AIM OF THE EXERCISE —
Copy each line of the records below verbatim, changing nothing.

INPUT —
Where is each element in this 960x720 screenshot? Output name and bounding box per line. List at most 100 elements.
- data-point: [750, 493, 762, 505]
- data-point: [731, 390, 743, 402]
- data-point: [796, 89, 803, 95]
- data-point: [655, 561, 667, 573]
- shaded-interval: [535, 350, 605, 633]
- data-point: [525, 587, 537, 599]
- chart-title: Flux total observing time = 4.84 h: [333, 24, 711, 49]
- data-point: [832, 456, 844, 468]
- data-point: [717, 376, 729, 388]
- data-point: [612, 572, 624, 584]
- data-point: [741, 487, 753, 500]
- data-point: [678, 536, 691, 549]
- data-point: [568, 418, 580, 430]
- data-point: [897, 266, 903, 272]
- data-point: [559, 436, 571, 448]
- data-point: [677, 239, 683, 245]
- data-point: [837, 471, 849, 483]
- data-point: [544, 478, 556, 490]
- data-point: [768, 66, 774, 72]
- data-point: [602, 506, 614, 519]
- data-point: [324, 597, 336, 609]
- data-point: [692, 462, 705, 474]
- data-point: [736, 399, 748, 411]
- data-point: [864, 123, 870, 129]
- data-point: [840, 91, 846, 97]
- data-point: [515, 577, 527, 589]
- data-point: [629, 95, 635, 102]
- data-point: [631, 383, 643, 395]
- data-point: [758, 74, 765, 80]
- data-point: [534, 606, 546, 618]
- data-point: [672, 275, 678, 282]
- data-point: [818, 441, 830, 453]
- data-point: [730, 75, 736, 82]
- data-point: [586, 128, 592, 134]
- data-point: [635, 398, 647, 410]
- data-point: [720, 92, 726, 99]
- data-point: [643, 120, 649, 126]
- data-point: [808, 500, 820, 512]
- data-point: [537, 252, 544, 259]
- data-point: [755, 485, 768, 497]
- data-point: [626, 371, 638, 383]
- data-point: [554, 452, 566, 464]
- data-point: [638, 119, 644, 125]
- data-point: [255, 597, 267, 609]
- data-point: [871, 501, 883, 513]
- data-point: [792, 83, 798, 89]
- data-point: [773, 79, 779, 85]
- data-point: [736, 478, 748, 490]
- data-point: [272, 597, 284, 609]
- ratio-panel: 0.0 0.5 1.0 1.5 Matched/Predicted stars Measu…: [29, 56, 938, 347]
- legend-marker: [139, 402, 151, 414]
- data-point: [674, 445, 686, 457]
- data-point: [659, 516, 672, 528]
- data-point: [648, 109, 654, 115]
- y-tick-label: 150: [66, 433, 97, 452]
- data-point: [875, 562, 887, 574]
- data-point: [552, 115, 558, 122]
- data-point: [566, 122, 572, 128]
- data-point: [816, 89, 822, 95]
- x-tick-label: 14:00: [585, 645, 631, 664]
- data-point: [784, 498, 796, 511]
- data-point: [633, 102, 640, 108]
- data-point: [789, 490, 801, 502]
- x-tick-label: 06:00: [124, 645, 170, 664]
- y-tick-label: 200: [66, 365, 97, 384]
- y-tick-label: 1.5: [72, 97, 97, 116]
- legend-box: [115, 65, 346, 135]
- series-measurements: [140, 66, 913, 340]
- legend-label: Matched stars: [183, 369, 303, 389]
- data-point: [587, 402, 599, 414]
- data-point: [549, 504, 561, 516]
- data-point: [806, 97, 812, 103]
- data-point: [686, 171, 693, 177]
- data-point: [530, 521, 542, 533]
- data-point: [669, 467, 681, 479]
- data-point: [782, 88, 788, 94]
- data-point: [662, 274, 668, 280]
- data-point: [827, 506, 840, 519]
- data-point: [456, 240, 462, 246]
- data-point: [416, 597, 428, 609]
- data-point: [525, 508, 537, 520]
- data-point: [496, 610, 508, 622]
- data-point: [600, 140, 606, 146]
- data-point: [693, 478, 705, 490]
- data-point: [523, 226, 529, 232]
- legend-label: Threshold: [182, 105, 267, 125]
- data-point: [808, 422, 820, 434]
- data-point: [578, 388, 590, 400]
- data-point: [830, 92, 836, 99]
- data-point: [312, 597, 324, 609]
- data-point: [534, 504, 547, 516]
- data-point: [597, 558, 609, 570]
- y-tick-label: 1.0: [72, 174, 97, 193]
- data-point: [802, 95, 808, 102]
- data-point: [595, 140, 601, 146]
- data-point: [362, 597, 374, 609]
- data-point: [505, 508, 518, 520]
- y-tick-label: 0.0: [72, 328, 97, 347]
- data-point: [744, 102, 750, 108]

ANSWER FOR THIS EXERCISE —
Where is each element in this 960x720 screenshot? Output name and bounding box per line. List at most 100 elements.
- data-point: [750, 493, 762, 505]
- data-point: [731, 390, 743, 402]
- data-point: [796, 89, 803, 95]
- data-point: [655, 561, 667, 573]
- shaded-interval: [535, 350, 605, 633]
- data-point: [525, 587, 537, 599]
- chart-title: Flux total observing time = 4.84 h: [333, 24, 711, 49]
- data-point: [832, 456, 844, 468]
- data-point: [717, 376, 729, 388]
- data-point: [612, 572, 624, 584]
- data-point: [741, 487, 753, 500]
- data-point: [678, 536, 691, 549]
- data-point: [568, 418, 580, 430]
- data-point: [897, 266, 903, 272]
- data-point: [559, 436, 571, 448]
- data-point: [677, 239, 683, 245]
- data-point: [837, 471, 849, 483]
- data-point: [544, 478, 556, 490]
- data-point: [768, 66, 774, 72]
- data-point: [602, 506, 614, 519]
- data-point: [324, 597, 336, 609]
- data-point: [692, 462, 705, 474]
- data-point: [736, 399, 748, 411]
- data-point: [864, 123, 870, 129]
- data-point: [840, 91, 846, 97]
- data-point: [515, 577, 527, 589]
- data-point: [629, 95, 635, 102]
- data-point: [631, 383, 643, 395]
- data-point: [758, 74, 765, 80]
- data-point: [534, 606, 546, 618]
- data-point: [672, 275, 678, 282]
- data-point: [818, 441, 830, 453]
- data-point: [730, 75, 736, 82]
- data-point: [586, 128, 592, 134]
- data-point: [635, 398, 647, 410]
- data-point: [720, 92, 726, 99]
- data-point: [643, 120, 649, 126]
- data-point: [808, 500, 820, 512]
- data-point: [537, 252, 544, 259]
- data-point: [755, 485, 768, 497]
- data-point: [626, 371, 638, 383]
- data-point: [554, 452, 566, 464]
- data-point: [638, 119, 644, 125]
- data-point: [255, 597, 267, 609]
- data-point: [871, 501, 883, 513]
- data-point: [792, 83, 798, 89]
- data-point: [773, 79, 779, 85]
- data-point: [736, 478, 748, 490]
- data-point: [272, 597, 284, 609]
- ratio-panel: 0.0 0.5 1.0 1.5 Matched/Predicted stars Measu…: [29, 56, 938, 347]
- legend-marker: [139, 402, 151, 414]
- data-point: [674, 445, 686, 457]
- data-point: [659, 516, 672, 528]
- data-point: [648, 109, 654, 115]
- y-tick-label: 150: [66, 433, 97, 452]
- data-point: [875, 562, 887, 574]
- data-point: [552, 115, 558, 122]
- data-point: [566, 122, 572, 128]
- data-point: [816, 89, 822, 95]
- x-tick-label: 14:00: [585, 645, 631, 664]
- data-point: [784, 498, 796, 511]
- data-point: [633, 102, 640, 108]
- data-point: [789, 490, 801, 502]
- x-tick-label: 06:00: [124, 645, 170, 664]
- y-tick-label: 200: [66, 365, 97, 384]
- y-tick-label: 1.5: [72, 97, 97, 116]
- legend-box: [115, 65, 346, 135]
- series-measurements: [140, 66, 913, 340]
- legend-label: Matched stars: [183, 369, 303, 389]
- data-point: [587, 402, 599, 414]
- data-point: [549, 504, 561, 516]
- data-point: [806, 97, 812, 103]
- data-point: [686, 171, 693, 177]
- data-point: [530, 521, 542, 533]
- data-point: [669, 467, 681, 479]
- data-point: [782, 88, 788, 94]
- data-point: [662, 274, 668, 280]
- data-point: [827, 506, 840, 519]
- data-point: [456, 240, 462, 246]
- data-point: [416, 597, 428, 609]
- data-point: [525, 508, 537, 520]
- data-point: [496, 610, 508, 622]
- data-point: [600, 140, 606, 146]
- data-point: [693, 478, 705, 490]
- data-point: [523, 226, 529, 232]
- legend-label: Threshold: [182, 105, 267, 125]
- data-point: [808, 422, 820, 434]
- data-point: [578, 388, 590, 400]
- data-point: [830, 92, 836, 99]
- data-point: [312, 597, 324, 609]
- data-point: [534, 504, 547, 516]
- data-point: [597, 558, 609, 570]
- y-tick-label: 1.0: [72, 174, 97, 193]
- data-point: [802, 95, 808, 102]
- data-point: [595, 140, 601, 146]
- data-point: [362, 597, 374, 609]
- data-point: [505, 508, 518, 520]
- y-tick-label: 0.0: [72, 328, 97, 347]
- data-point: [744, 102, 750, 108]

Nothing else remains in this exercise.